Supplied entries →

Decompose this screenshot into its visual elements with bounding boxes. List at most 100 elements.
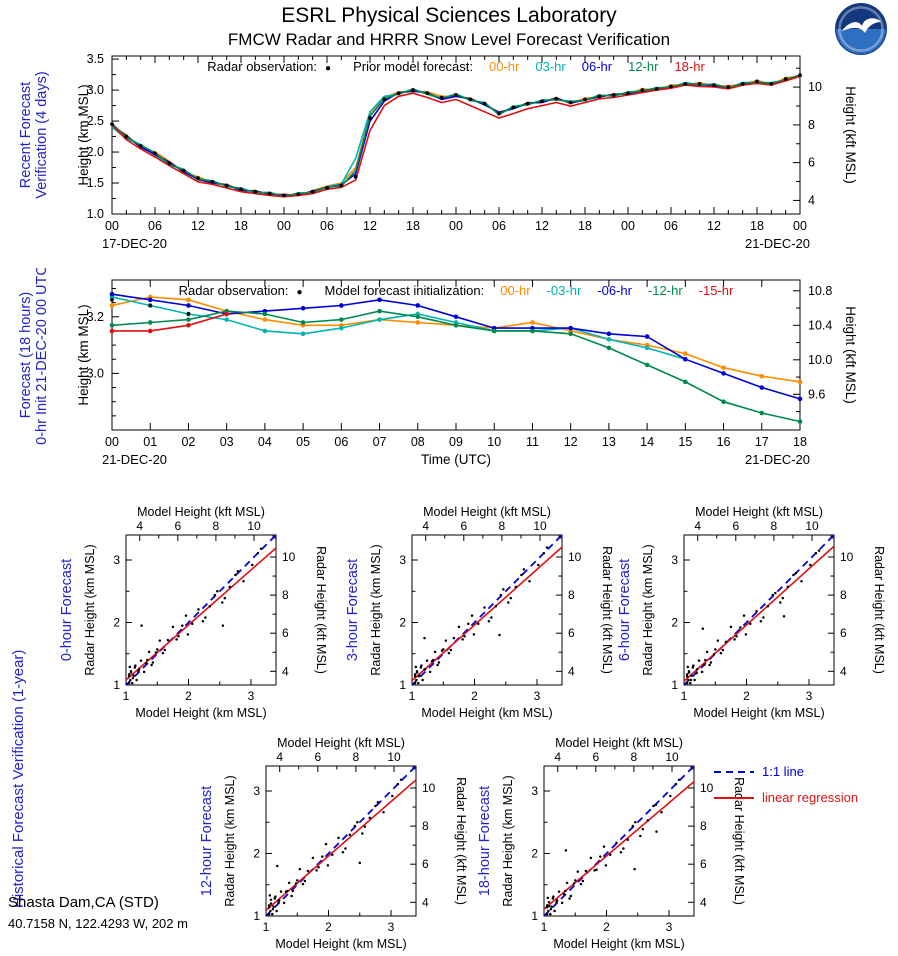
svg-text:2: 2 bbox=[471, 689, 478, 703]
svg-text:8: 8 bbox=[353, 750, 360, 764]
svg-text:00: 00 bbox=[105, 435, 119, 449]
svg-text:2: 2 bbox=[671, 616, 678, 630]
svg-text:1:1 line: 1:1 line bbox=[762, 764, 804, 779]
svg-text:00: 00 bbox=[621, 219, 635, 233]
noaa-logo-svg bbox=[835, 3, 887, 55]
svg-text:01: 01 bbox=[143, 435, 157, 449]
svg-text:2: 2 bbox=[399, 616, 406, 630]
svg-text:3: 3 bbox=[399, 553, 406, 567]
svg-text:18: 18 bbox=[578, 219, 592, 233]
svg-text:4: 4 bbox=[136, 519, 143, 533]
svg-text:12: 12 bbox=[363, 219, 377, 233]
svg-text:4: 4 bbox=[840, 664, 847, 678]
svg-text:18: 18 bbox=[793, 435, 807, 449]
scatter-points bbox=[413, 546, 549, 685]
svg-text:2: 2 bbox=[185, 689, 192, 703]
svg-text:Model Height (kft MSL): Model Height (kft MSL) bbox=[695, 505, 823, 519]
svg-text:21-DEC-20: 21-DEC-20 bbox=[102, 452, 167, 467]
plot-box bbox=[265, 765, 417, 917]
scatter-0hr: 1 1 2 2 3 3 4 4 6 6 8 8 10 10 Model Height (kft MSL) Mo… bbox=[56, 505, 340, 732]
svg-text:6: 6 bbox=[568, 626, 575, 640]
svg-text:00: 00 bbox=[105, 219, 119, 233]
svg-text:1: 1 bbox=[263, 920, 270, 934]
svg-text:Model Height (km MSL): Model Height (km MSL) bbox=[553, 937, 684, 951]
y-axis-kft: 9.6 10.0 10.4 10.8 bbox=[793, 284, 832, 413]
panel-legend: Radar observation: ● Prior model forecast:… bbox=[207, 59, 705, 74]
svg-text:8: 8 bbox=[840, 588, 847, 602]
svg-text:2: 2 bbox=[325, 920, 332, 934]
svg-text:6: 6 bbox=[592, 750, 599, 764]
one-to-one-line bbox=[543, 765, 695, 917]
axes: 11 2 2 3 3 4 4 6 6 8 8 10 10 bbox=[399, 519, 581, 703]
svg-text:10: 10 bbox=[533, 519, 547, 533]
svg-text:06: 06 bbox=[148, 219, 162, 233]
svg-text:8: 8 bbox=[771, 519, 778, 533]
series-radar-dots bbox=[110, 73, 802, 198]
series--15-hr bbox=[112, 313, 227, 332]
svg-text:08: 08 bbox=[411, 435, 425, 449]
svg-text:0-hr Init 21-DEC-20 00 UTC: 0-hr Init 21-DEC-20 00 UTC bbox=[34, 268, 50, 445]
noaa-logo bbox=[834, 2, 888, 56]
svg-text:09: 09 bbox=[449, 435, 463, 449]
svg-text:1: 1 bbox=[399, 678, 406, 692]
svg-text:21-DEC-20: 21-DEC-20 bbox=[745, 236, 810, 251]
regression-line bbox=[543, 781, 695, 910]
svg-text:Model Height (kft MSL): Model Height (kft MSL) bbox=[423, 505, 551, 519]
page-title: ESRL Physical Sciences Laboratory bbox=[281, 4, 617, 27]
scatter-18hr: 1 1 2 2 3 3 4 4 6 6 8 8 10 10 Model Height (kft MSL) Mo… bbox=[474, 736, 758, 956]
svg-text:4: 4 bbox=[422, 895, 429, 909]
svg-text:Height (km MSL): Height (km MSL) bbox=[76, 304, 91, 405]
svg-text:18-hour Forecast: 18-hour Forecast bbox=[477, 786, 493, 896]
svg-text:4: 4 bbox=[808, 193, 815, 207]
axes: 11 2 2 3 3 4 4 6 6 8 8 10 10 bbox=[671, 519, 853, 703]
scatter-legend: 1:1 line linear regression bbox=[708, 760, 893, 815]
scatter-3hr: 1 1 2 2 3 3 4 4 6 6 8 8 10 10 Model Height (kft MSL) Mo… bbox=[342, 505, 626, 732]
scatter-legend-svg: 1:1 line linear regression bbox=[714, 764, 858, 805]
svg-text:2.0: 2.0 bbox=[87, 145, 104, 159]
svg-text:Model Height (km MSL): Model Height (km MSL) bbox=[693, 706, 824, 720]
svg-text:3.5: 3.5 bbox=[87, 52, 104, 66]
svg-text:3: 3 bbox=[113, 553, 120, 567]
svg-text:Verification (4 days): Verification (4 days) bbox=[34, 71, 50, 198]
svg-text:8: 8 bbox=[568, 588, 575, 602]
historical-section-label: Historical Forecast Verification (1-year… bbox=[10, 649, 27, 908]
svg-text:3.2: 3.2 bbox=[87, 310, 104, 324]
svg-text:06: 06 bbox=[320, 219, 334, 233]
plot-box bbox=[543, 765, 695, 917]
svg-text:Model Height (kft MSL): Model Height (kft MSL) bbox=[555, 736, 683, 750]
svg-text:Radar Height (km MSL): Radar Height (km MSL) bbox=[223, 775, 237, 906]
axes: 11 2 2 3 3 4 4 6 6 8 8 10 10 bbox=[531, 750, 713, 934]
one-to-one-line bbox=[683, 534, 835, 686]
series-00-hr bbox=[111, 296, 801, 383]
svg-text:Model Height (kft MSL): Model Height (kft MSL) bbox=[277, 736, 405, 750]
svg-text:Radar Height (kft MSL): Radar Height (kft MSL) bbox=[314, 546, 328, 674]
svg-text:1: 1 bbox=[681, 689, 688, 703]
svg-text:1: 1 bbox=[541, 920, 548, 934]
svg-text:6: 6 bbox=[732, 519, 739, 533]
svg-text:10.4: 10.4 bbox=[808, 318, 832, 332]
svg-text:17: 17 bbox=[755, 435, 769, 449]
svg-text:11: 11 bbox=[526, 435, 539, 449]
svg-text:10: 10 bbox=[282, 550, 296, 564]
svg-text:16: 16 bbox=[717, 435, 731, 449]
svg-text:6: 6 bbox=[314, 750, 321, 764]
series--15-hr-dots bbox=[109, 311, 229, 334]
svg-text:8: 8 bbox=[282, 588, 289, 602]
svg-text:Radar Height (kft MSL): Radar Height (kft MSL) bbox=[600, 546, 614, 674]
svg-text:04: 04 bbox=[258, 435, 272, 449]
plot-box bbox=[125, 534, 277, 686]
svg-text:Recent Forecast: Recent Forecast bbox=[18, 82, 34, 188]
svg-text:3: 3 bbox=[806, 689, 813, 703]
plot-box bbox=[111, 55, 801, 215]
svg-text:18: 18 bbox=[234, 219, 248, 233]
svg-text:6: 6 bbox=[700, 857, 707, 871]
svg-text:Forecast (18 hours): Forecast (18 hours) bbox=[18, 292, 34, 419]
svg-text:03: 03 bbox=[220, 435, 234, 449]
one-to-one-line bbox=[411, 534, 563, 686]
svg-text:1: 1 bbox=[123, 689, 130, 703]
svg-text:14: 14 bbox=[640, 435, 654, 449]
svg-text:Radar Height (kft MSL): Radar Height (kft MSL) bbox=[732, 777, 746, 905]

Goal of the exercise → Reproduce the listing with every occurrence of "Radar Height" changed to "Observed Height", leaving everything else unchanged. Omit the pictures from your answer.

Answer for this exercise →
Decompose this screenshot into its visual elements with bounding boxes. List at most 100 elements.
svg-text:2: 2 bbox=[471, 689, 478, 703]
svg-text:8: 8 bbox=[353, 750, 360, 764]
svg-text:00: 00 bbox=[105, 435, 119, 449]
svg-text:2: 2 bbox=[671, 616, 678, 630]
svg-text:1:1 line: 1:1 line bbox=[762, 764, 804, 779]
svg-text:00: 00 bbox=[621, 219, 635, 233]
noaa-logo-svg bbox=[835, 3, 887, 55]
svg-text:01: 01 bbox=[143, 435, 157, 449]
svg-text:2: 2 bbox=[399, 616, 406, 630]
svg-text:3: 3 bbox=[399, 553, 406, 567]
svg-text:18: 18 bbox=[578, 219, 592, 233]
svg-text:4: 4 bbox=[136, 519, 143, 533]
svg-text:12: 12 bbox=[363, 219, 377, 233]
svg-text:4: 4 bbox=[840, 664, 847, 678]
svg-text:18: 18 bbox=[793, 435, 807, 449]
scatter-points bbox=[413, 546, 549, 685]
svg-text:2: 2 bbox=[185, 689, 192, 703]
svg-text:Model Height (kft MSL): Model Height (kft MSL) bbox=[695, 505, 823, 519]
svg-text:21-DEC-20: 21-DEC-20 bbox=[102, 452, 167, 467]
plot-box bbox=[265, 765, 417, 917]
scatter-0hr: 1 1 2 2 3 3 4 4 6 6 8 8 10 10 Model Height (kft MSL) Mo… bbox=[56, 505, 340, 732]
svg-text:6: 6 bbox=[568, 626, 575, 640]
svg-text:00: 00 bbox=[105, 219, 119, 233]
svg-text:1: 1 bbox=[263, 920, 270, 934]
svg-text:Model Height (km MSL): Model Height (km MSL) bbox=[553, 937, 684, 951]
y-axis-kft: 9.6 10.0 10.4 10.8 bbox=[793, 284, 832, 413]
panel-legend: Radar observation: ● Prior model forecast:… bbox=[207, 59, 705, 74]
svg-text:8: 8 bbox=[840, 588, 847, 602]
svg-text:2: 2 bbox=[325, 920, 332, 934]
svg-text:6: 6 bbox=[592, 750, 599, 764]
one-to-one-line bbox=[543, 765, 695, 917]
axes: 11 2 2 3 3 4 4 6 6 8 8 10 10 bbox=[399, 519, 581, 703]
svg-text:10: 10 bbox=[533, 519, 547, 533]
svg-text:06: 06 bbox=[148, 219, 162, 233]
svg-text:8: 8 bbox=[771, 519, 778, 533]
series-radar-dots bbox=[110, 73, 802, 198]
series--15-hr bbox=[112, 313, 227, 332]
svg-text:08: 08 bbox=[411, 435, 425, 449]
svg-text:0-hr Init 21-DEC-20 00 UTC: 0-hr Init 21-DEC-20 00 UTC bbox=[34, 268, 50, 445]
noaa-logo bbox=[834, 2, 888, 56]
svg-text:09: 09 bbox=[449, 435, 463, 449]
svg-text:1: 1 bbox=[399, 678, 406, 692]
svg-text:21-DEC-20: 21-DEC-20 bbox=[745, 236, 810, 251]
regression-line bbox=[543, 781, 695, 910]
svg-text:Model Height (kft MSL): Model Height (kft MSL) bbox=[423, 505, 551, 519]
page-title: ESRL Physical Sciences Laboratory bbox=[281, 4, 617, 27]
scatter-18hr: 1 1 2 2 3 3 4 4 6 6 8 8 10 10 Model Height (kft MSL) Mo… bbox=[474, 736, 758, 956]
svg-text:4: 4 bbox=[422, 895, 429, 909]
svg-text:Height (km MSL): Height (km MSL) bbox=[76, 304, 91, 405]
svg-text:18-hour Forecast: 18-hour Forecast bbox=[477, 786, 493, 896]
svg-text:4: 4 bbox=[808, 193, 815, 207]
axes: 11 2 2 3 3 4 4 6 6 8 8 10 10 bbox=[671, 519, 853, 703]
scatter-legend: 1:1 line linear regression bbox=[708, 760, 893, 815]
scatter-3hr: 1 1 2 2 3 3 4 4 6 6 8 8 10 10 Model Height (kft MSL) Mo… bbox=[342, 505, 626, 732]
scatter-legend-svg: 1:1 line linear regression bbox=[714, 764, 858, 805]
svg-text:2.0: 2.0 bbox=[87, 145, 104, 159]
svg-text:Model Height (km MSL): Model Height (km MSL) bbox=[693, 706, 824, 720]
svg-text:3.5: 3.5 bbox=[87, 52, 104, 66]
svg-text:3: 3 bbox=[113, 553, 120, 567]
svg-text:Verification (4 days): Verification (4 days) bbox=[34, 71, 50, 198]
svg-text:8: 8 bbox=[568, 588, 575, 602]
historical-section-label: Historical Forecast Verification (1-year… bbox=[10, 649, 27, 908]
svg-text:3.2: 3.2 bbox=[87, 310, 104, 324]
svg-text:06: 06 bbox=[320, 219, 334, 233]
plot-box bbox=[543, 765, 695, 917]
svg-text:Model Height (kft MSL): Model Height (kft MSL) bbox=[555, 736, 683, 750]
svg-text:Observed Height (km MSL): Observed Height (km MSL) bbox=[223, 775, 237, 906]
axes: 11 2 2 3 3 4 4 6 6 8 8 10 10 bbox=[531, 750, 713, 934]
one-to-one-line bbox=[683, 534, 835, 686]
series-00-hr bbox=[111, 296, 801, 383]
svg-text:Model Height (kft MSL): Model Height (kft MSL) bbox=[277, 736, 405, 750]
svg-text:Observed Height (kft MSL): Observed Height (kft MSL) bbox=[314, 546, 328, 674]
svg-text:1: 1 bbox=[681, 689, 688, 703]
svg-text:1: 1 bbox=[541, 920, 548, 934]
svg-text:6: 6 bbox=[732, 519, 739, 533]
svg-text:10.4: 10.4 bbox=[808, 318, 832, 332]
svg-text:17: 17 bbox=[755, 435, 769, 449]
svg-text:11: 11 bbox=[526, 435, 539, 449]
svg-text:10: 10 bbox=[282, 550, 296, 564]
svg-text:16: 16 bbox=[717, 435, 731, 449]
svg-text:6: 6 bbox=[314, 750, 321, 764]
series--15-hr-dots bbox=[109, 311, 229, 334]
svg-text:8: 8 bbox=[282, 588, 289, 602]
svg-text:Observed Height (kft MSL): Observed Height (kft MSL) bbox=[600, 546, 614, 674]
svg-text:04: 04 bbox=[258, 435, 272, 449]
plot-box bbox=[125, 534, 277, 686]
svg-text:Recent Forecast: Recent Forecast bbox=[18, 82, 34, 188]
svg-text:3: 3 bbox=[806, 689, 813, 703]
plot-box bbox=[111, 55, 801, 215]
svg-text:18: 18 bbox=[234, 219, 248, 233]
svg-text:6: 6 bbox=[700, 857, 707, 871]
svg-text:Forecast (18 hours): Forecast (18 hours) bbox=[18, 292, 34, 419]
svg-text:03: 03 bbox=[220, 435, 234, 449]
one-to-one-line bbox=[411, 534, 563, 686]
svg-text:1: 1 bbox=[123, 689, 130, 703]
svg-text:14: 14 bbox=[640, 435, 654, 449]
svg-text:Observed Height (kft MSL): Observed Height (kft MSL) bbox=[732, 777, 746, 905]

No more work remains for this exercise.